Exercise brief ▸
In the data below, find every line that has the string "name", and copy it.

----

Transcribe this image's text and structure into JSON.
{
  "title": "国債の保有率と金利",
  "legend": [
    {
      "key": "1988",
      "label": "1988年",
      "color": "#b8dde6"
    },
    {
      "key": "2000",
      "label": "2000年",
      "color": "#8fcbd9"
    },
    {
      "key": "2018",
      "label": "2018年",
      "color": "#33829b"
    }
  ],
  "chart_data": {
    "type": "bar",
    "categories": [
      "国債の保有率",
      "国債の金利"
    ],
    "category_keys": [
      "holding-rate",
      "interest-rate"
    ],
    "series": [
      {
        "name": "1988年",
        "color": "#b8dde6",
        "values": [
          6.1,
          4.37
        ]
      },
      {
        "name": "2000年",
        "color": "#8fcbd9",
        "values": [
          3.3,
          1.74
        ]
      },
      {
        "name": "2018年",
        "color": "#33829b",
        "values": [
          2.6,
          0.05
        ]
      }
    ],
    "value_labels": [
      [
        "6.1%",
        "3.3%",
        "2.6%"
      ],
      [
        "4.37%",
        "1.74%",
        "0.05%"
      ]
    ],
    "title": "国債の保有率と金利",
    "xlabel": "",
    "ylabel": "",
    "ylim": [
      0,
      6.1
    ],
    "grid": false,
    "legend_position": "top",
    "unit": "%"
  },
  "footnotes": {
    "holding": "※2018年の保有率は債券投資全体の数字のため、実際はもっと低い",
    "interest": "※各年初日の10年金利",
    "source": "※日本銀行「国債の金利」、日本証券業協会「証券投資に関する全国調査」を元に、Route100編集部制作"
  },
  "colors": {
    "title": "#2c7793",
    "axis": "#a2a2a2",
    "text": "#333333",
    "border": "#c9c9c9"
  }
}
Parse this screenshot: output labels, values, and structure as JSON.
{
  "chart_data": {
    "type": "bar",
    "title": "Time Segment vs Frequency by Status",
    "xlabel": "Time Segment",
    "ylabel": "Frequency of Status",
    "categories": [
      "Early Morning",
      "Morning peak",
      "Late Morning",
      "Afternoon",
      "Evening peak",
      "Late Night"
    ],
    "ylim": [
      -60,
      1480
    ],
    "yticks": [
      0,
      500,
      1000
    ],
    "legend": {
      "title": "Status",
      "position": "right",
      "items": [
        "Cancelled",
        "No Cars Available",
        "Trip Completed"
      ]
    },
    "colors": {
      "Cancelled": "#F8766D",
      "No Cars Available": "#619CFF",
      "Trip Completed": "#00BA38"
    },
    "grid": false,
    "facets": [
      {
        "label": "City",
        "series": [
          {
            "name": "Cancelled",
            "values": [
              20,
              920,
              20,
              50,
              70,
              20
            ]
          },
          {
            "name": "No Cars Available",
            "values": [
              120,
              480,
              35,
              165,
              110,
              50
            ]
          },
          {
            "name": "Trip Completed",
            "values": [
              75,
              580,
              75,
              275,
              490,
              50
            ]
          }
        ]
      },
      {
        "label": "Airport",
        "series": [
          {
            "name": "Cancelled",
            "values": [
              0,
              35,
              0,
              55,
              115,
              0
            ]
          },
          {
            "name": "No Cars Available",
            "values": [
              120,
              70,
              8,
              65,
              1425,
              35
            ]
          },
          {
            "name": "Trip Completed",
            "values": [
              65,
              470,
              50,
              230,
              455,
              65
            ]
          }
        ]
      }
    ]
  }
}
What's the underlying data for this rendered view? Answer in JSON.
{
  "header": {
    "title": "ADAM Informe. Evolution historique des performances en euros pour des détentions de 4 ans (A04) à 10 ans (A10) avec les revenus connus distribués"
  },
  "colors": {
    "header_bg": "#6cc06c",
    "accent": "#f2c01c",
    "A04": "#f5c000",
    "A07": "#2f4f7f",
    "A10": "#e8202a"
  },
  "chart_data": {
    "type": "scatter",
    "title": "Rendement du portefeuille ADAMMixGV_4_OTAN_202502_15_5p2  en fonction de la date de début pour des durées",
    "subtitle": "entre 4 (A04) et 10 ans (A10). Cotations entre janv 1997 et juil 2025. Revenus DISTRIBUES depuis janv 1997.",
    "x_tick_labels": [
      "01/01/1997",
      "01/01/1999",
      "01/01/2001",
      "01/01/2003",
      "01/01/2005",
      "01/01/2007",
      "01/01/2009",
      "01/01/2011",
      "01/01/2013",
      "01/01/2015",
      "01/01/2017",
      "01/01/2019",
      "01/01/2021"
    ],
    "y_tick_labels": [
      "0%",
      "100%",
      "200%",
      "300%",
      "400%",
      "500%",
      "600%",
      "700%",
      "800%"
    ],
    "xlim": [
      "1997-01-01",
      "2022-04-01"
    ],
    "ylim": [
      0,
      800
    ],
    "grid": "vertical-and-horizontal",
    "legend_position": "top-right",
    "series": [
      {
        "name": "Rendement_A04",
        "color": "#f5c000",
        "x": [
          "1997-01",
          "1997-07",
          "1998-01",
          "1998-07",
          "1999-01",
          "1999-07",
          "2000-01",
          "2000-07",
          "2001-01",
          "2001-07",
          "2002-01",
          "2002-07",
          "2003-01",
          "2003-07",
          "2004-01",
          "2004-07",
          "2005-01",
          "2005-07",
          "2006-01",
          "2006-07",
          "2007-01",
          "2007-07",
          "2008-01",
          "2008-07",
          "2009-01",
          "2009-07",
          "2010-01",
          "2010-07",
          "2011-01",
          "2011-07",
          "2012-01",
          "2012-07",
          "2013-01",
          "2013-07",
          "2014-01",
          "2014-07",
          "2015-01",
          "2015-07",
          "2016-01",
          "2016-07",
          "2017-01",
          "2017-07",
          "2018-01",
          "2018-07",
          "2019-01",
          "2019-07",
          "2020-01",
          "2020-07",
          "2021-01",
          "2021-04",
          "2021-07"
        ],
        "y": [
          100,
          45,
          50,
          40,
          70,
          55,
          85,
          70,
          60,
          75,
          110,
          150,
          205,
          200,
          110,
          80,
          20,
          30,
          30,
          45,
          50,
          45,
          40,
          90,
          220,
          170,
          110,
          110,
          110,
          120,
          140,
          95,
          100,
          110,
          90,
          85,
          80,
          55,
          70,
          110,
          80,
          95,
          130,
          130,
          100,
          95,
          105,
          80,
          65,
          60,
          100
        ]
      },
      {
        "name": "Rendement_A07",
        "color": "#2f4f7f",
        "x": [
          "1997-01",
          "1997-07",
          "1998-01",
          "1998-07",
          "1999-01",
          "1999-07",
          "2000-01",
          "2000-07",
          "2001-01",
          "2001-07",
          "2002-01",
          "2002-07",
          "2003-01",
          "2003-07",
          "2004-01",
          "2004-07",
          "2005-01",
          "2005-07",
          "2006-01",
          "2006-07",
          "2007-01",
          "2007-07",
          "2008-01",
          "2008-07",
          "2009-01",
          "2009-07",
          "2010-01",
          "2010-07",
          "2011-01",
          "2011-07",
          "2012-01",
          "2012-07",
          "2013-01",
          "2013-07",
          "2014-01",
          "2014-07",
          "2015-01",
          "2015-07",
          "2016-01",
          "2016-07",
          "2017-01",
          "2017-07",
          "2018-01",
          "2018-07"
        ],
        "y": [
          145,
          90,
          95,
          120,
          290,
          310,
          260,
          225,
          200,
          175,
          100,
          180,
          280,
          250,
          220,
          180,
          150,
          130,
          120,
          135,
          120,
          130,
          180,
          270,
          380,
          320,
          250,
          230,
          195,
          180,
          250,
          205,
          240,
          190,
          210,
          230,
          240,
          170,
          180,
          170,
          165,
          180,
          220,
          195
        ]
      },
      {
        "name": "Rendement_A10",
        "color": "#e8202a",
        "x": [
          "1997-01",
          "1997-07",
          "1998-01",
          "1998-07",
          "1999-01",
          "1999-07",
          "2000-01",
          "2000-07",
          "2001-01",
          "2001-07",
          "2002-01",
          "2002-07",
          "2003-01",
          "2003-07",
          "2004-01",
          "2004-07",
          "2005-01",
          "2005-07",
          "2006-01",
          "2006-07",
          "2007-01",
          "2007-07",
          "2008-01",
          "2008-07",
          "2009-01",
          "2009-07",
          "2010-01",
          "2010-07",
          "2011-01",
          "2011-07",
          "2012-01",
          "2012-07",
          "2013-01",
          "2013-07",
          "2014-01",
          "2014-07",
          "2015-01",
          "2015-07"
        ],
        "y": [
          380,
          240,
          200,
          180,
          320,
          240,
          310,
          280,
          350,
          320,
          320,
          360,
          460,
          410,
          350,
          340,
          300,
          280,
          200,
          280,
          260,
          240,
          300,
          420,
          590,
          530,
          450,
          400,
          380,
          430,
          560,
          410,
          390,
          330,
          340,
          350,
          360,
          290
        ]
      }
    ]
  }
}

----

The output ▸
        "name": "1988年",
        "name": "2000年",
        "name": "2018年",
            "name": "Cancelled",
            "name": "No Cars Available",
            "name": "Trip Completed",
            "name": "Cancelled",
            "name": "No Cars Available",
            "name": "Trip Completed",
        "name": "Rendement_A04",
        "name": "Rendement_A07",
        "name": "Rendement_A10",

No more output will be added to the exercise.